■ GOAL ■
Swap "bounding boxes" for "box coordinates" in all of the lines below, and leave everything else unchanged.

═══ EXTRACTED ENTRIES

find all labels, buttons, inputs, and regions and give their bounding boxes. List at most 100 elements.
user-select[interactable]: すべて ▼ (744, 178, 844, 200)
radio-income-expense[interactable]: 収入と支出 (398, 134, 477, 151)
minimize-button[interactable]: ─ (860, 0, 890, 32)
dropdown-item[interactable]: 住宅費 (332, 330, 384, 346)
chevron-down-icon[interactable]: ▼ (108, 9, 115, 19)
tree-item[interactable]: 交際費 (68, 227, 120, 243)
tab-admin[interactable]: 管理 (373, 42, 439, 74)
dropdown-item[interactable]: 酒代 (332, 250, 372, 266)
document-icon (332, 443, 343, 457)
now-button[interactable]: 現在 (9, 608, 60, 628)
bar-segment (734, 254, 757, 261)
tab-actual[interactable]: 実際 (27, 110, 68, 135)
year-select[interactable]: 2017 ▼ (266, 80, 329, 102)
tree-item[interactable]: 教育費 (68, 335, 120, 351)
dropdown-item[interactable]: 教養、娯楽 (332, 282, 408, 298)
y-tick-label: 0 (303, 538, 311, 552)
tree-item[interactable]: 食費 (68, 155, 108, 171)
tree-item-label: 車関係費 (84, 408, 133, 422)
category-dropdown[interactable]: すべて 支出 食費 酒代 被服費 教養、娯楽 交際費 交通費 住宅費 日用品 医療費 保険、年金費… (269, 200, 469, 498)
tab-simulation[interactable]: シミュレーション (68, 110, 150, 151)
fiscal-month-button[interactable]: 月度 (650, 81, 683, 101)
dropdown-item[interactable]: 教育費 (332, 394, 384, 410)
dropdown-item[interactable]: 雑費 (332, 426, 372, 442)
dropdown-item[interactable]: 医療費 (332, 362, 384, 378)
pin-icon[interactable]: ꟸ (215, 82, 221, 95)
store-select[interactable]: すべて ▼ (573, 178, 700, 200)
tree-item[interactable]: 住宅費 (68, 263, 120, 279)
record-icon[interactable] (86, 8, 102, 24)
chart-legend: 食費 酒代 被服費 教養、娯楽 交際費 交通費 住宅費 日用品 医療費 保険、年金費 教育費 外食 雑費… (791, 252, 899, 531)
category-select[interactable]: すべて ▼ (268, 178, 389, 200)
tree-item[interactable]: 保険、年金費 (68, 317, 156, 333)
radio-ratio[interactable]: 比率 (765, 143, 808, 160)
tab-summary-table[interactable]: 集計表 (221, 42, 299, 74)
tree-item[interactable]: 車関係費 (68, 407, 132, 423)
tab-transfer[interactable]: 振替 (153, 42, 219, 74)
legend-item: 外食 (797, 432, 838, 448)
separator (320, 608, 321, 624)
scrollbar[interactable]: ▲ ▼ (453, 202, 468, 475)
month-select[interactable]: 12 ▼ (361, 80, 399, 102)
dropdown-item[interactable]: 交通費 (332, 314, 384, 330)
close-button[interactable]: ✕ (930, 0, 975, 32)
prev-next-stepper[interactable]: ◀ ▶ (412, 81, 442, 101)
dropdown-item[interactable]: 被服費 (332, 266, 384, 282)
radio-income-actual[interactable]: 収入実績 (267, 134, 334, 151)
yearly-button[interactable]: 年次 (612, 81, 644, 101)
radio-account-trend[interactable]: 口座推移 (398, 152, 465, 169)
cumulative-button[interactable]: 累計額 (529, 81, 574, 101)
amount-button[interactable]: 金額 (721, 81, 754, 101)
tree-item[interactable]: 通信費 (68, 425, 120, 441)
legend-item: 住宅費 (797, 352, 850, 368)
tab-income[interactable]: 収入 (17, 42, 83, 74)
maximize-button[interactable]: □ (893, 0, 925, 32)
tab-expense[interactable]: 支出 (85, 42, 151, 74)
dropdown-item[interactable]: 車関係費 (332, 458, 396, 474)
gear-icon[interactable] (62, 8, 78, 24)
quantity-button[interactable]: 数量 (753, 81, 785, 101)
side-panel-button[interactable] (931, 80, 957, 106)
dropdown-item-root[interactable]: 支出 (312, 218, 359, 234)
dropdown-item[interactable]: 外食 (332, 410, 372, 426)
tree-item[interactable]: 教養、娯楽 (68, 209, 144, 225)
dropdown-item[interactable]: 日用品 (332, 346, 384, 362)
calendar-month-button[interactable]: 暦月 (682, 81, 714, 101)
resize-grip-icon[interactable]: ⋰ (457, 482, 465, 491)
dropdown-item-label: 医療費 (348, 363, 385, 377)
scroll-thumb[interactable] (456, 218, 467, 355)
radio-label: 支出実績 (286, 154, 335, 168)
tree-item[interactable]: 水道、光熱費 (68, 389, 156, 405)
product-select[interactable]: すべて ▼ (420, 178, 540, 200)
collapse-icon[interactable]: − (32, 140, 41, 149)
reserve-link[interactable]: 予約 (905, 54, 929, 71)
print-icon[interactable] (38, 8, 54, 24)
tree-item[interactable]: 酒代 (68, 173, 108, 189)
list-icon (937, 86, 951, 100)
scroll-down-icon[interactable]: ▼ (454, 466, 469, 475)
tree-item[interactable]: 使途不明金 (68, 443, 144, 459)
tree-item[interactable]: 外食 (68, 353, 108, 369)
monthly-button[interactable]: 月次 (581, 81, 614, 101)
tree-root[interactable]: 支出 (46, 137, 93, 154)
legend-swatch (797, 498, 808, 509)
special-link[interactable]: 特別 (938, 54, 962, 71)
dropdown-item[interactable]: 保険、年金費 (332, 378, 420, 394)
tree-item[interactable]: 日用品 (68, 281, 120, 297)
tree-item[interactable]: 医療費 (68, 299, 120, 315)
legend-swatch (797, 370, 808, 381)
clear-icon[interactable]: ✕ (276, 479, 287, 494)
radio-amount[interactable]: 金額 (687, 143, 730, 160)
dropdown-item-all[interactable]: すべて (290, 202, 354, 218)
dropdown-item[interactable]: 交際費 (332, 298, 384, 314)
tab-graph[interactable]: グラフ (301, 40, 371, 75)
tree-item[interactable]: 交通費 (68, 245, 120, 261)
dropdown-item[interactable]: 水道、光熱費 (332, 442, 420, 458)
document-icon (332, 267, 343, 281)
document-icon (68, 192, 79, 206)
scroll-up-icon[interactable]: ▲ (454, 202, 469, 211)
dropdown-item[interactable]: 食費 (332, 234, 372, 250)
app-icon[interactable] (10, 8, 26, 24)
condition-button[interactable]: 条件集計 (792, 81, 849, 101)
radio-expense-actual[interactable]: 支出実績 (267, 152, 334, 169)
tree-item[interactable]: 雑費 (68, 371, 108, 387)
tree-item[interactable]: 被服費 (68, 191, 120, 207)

══════

■ EXPECTED ANSWER ■
find all labels, buttons, inputs, and regions and give their box coordinates. List at most 100 elements.
user-select[interactable]: すべて ▼ (744, 178, 844, 200)
radio-income-expense[interactable]: 収入と支出 (398, 134, 477, 151)
minimize-button[interactable]: ─ (860, 0, 890, 32)
dropdown-item[interactable]: 住宅費 (332, 330, 384, 346)
chevron-down-icon[interactable]: ▼ (108, 9, 115, 19)
tree-item[interactable]: 交際費 (68, 227, 120, 243)
tab-admin[interactable]: 管理 (373, 42, 439, 74)
dropdown-item[interactable]: 酒代 (332, 250, 372, 266)
document-icon (332, 443, 343, 457)
now-button[interactable]: 現在 (9, 608, 60, 628)
bar-segment (734, 254, 757, 261)
tab-actual[interactable]: 実際 (27, 110, 68, 135)
year-select[interactable]: 2017 ▼ (266, 80, 329, 102)
tree-item[interactable]: 教育費 (68, 335, 120, 351)
dropdown-item[interactable]: 教養、娯楽 (332, 282, 408, 298)
y-tick-label: 0 (303, 538, 311, 552)
tree-item[interactable]: 食費 (68, 155, 108, 171)
tree-item-label: 車関係費 (84, 408, 133, 422)
category-dropdown[interactable]: すべて 支出 食費 酒代 被服費 教養、娯楽 交際費 交通費 住宅費 日用品 医療費 保険、年金費… (269, 200, 469, 498)
tab-simulation[interactable]: シミュレーション (68, 110, 150, 151)
fiscal-month-button[interactable]: 月度 (650, 81, 683, 101)
dropdown-item[interactable]: 教育費 (332, 394, 384, 410)
dropdown-item[interactable]: 雑費 (332, 426, 372, 442)
dropdown-item[interactable]: 医療費 (332, 362, 384, 378)
pin-icon[interactable]: ꟸ (215, 82, 221, 95)
store-select[interactable]: すべて ▼ (573, 178, 700, 200)
tree-item[interactable]: 住宅費 (68, 263, 120, 279)
record-icon[interactable] (86, 8, 102, 24)
chart-legend: 食費 酒代 被服費 教養、娯楽 交際費 交通費 住宅費 日用品 医療費 保険、年金費 教育費 外食 雑費… (791, 252, 899, 531)
category-select[interactable]: すべて ▼ (268, 178, 389, 200)
tree-item[interactable]: 保険、年金費 (68, 317, 156, 333)
radio-ratio[interactable]: 比率 (765, 143, 808, 160)
tab-summary-table[interactable]: 集計表 (221, 42, 299, 74)
tree-item[interactable]: 車関係費 (68, 407, 132, 423)
tab-transfer[interactable]: 振替 (153, 42, 219, 74)
legend-item: 外食 (797, 432, 838, 448)
separator (320, 608, 321, 624)
scrollbar[interactable]: ▲ ▼ (453, 202, 468, 475)
month-select[interactable]: 12 ▼ (361, 80, 399, 102)
dropdown-item[interactable]: 交通費 (332, 314, 384, 330)
close-button[interactable]: ✕ (930, 0, 975, 32)
prev-next-stepper[interactable]: ◀ ▶ (412, 81, 442, 101)
dropdown-item[interactable]: 被服費 (332, 266, 384, 282)
radio-income-actual[interactable]: 収入実績 (267, 134, 334, 151)
yearly-button[interactable]: 年次 (612, 81, 644, 101)
radio-account-trend[interactable]: 口座推移 (398, 152, 465, 169)
cumulative-button[interactable]: 累計額 (529, 81, 574, 101)
amount-button[interactable]: 金額 (721, 81, 754, 101)
tree-item[interactable]: 通信費 (68, 425, 120, 441)
legend-item: 住宅費 (797, 352, 850, 368)
tab-income[interactable]: 収入 (17, 42, 83, 74)
maximize-button[interactable]: □ (893, 0, 925, 32)
tab-expense[interactable]: 支出 (85, 42, 151, 74)
dropdown-item[interactable]: 車関係費 (332, 458, 396, 474)
gear-icon[interactable] (62, 8, 78, 24)
quantity-button[interactable]: 数量 (753, 81, 785, 101)
side-panel-button[interactable] (931, 80, 957, 106)
dropdown-item-root[interactable]: 支出 (312, 218, 359, 234)
dropdown-item[interactable]: 外食 (332, 410, 372, 426)
tree-item[interactable]: 教養、娯楽 (68, 209, 144, 225)
dropdown-item[interactable]: 日用品 (332, 346, 384, 362)
calendar-month-button[interactable]: 暦月 (682, 81, 714, 101)
resize-grip-icon[interactable]: ⋰ (457, 482, 465, 491)
dropdown-item-label: 医療費 (348, 363, 385, 377)
scroll-thumb[interactable] (456, 218, 467, 355)
radio-label: 支出実績 (286, 154, 335, 168)
tree-item[interactable]: 水道、光熱費 (68, 389, 156, 405)
product-select[interactable]: すべて ▼ (420, 178, 540, 200)
collapse-icon[interactable]: − (32, 140, 41, 149)
reserve-link[interactable]: 予約 (905, 54, 929, 71)
print-icon[interactable] (38, 8, 54, 24)
tree-item[interactable]: 酒代 (68, 173, 108, 189)
list-icon (937, 86, 951, 100)
scroll-down-icon[interactable]: ▼ (454, 466, 469, 475)
tree-item[interactable]: 使途不明金 (68, 443, 144, 459)
tree-item[interactable]: 外食 (68, 353, 108, 369)
monthly-button[interactable]: 月次 (581, 81, 614, 101)
tree-root[interactable]: 支出 (46, 137, 93, 154)
legend-swatch (797, 498, 808, 509)
special-link[interactable]: 特別 (938, 54, 962, 71)
dropdown-item[interactable]: 保険、年金費 (332, 378, 420, 394)
tree-item[interactable]: 日用品 (68, 281, 120, 297)
tree-item[interactable]: 医療費 (68, 299, 120, 315)
legend-swatch (797, 370, 808, 381)
clear-icon[interactable]: ✕ (276, 479, 287, 494)
radio-amount[interactable]: 金額 (687, 143, 730, 160)
dropdown-item-all[interactable]: すべて (290, 202, 354, 218)
dropdown-item[interactable]: 交際費 (332, 298, 384, 314)
tab-graph[interactable]: グラフ (301, 40, 371, 75)
tree-item[interactable]: 交通費 (68, 245, 120, 261)
dropdown-item[interactable]: 水道、光熱費 (332, 442, 420, 458)
document-icon (332, 267, 343, 281)
document-icon (68, 192, 79, 206)
scroll-up-icon[interactable]: ▲ (454, 202, 469, 211)
dropdown-item[interactable]: 食費 (332, 234, 372, 250)
app-icon[interactable] (10, 8, 26, 24)
condition-button[interactable]: 条件集計 (792, 81, 849, 101)
radio-expense-actual[interactable]: 支出実績 (267, 152, 334, 169)
tree-item[interactable]: 雑費 (68, 371, 108, 387)
tree-item[interactable]: 被服費 (68, 191, 120, 207)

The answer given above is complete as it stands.